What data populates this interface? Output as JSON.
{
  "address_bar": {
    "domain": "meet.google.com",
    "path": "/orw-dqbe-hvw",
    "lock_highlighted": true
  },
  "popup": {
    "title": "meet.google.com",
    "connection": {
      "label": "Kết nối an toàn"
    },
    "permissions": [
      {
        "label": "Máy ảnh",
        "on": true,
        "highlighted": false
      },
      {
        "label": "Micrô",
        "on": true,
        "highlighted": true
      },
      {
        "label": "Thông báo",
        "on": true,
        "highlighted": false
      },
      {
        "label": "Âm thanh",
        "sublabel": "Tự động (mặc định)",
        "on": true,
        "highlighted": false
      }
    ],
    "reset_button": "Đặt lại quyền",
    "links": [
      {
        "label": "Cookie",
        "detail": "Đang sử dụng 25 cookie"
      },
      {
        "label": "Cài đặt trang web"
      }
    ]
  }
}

::::

**What to do**
Set down the entries above again, word for word.

**Reply to the exercise**
What data populates this interface? Output as JSON.
{
  "address_bar": {
    "domain": "meet.google.com",
    "path": "/orw-dqbe-hvw",
    "lock_highlighted": true
  },
  "popup": {
    "title": "meet.google.com",
    "connection": {
      "label": "Kết nối an toàn"
    },
    "permissions": [
      {
        "label": "Máy ảnh",
        "on": true,
        "highlighted": false
      },
      {
        "label": "Micrô",
        "on": true,
        "highlighted": true
      },
      {
        "label": "Thông báo",
        "on": true,
        "highlighted": false
      },
      {
        "label": "Âm thanh",
        "sublabel": "Tự động (mặc định)",
        "on": true,
        "highlighted": false
      }
    ],
    "reset_button": "Đặt lại quyền",
    "links": [
      {
        "label": "Cookie",
        "detail": "Đang sử dụng 25 cookie"
      },
      {
        "label": "Cài đặt trang web"
      }
    ]
  }
}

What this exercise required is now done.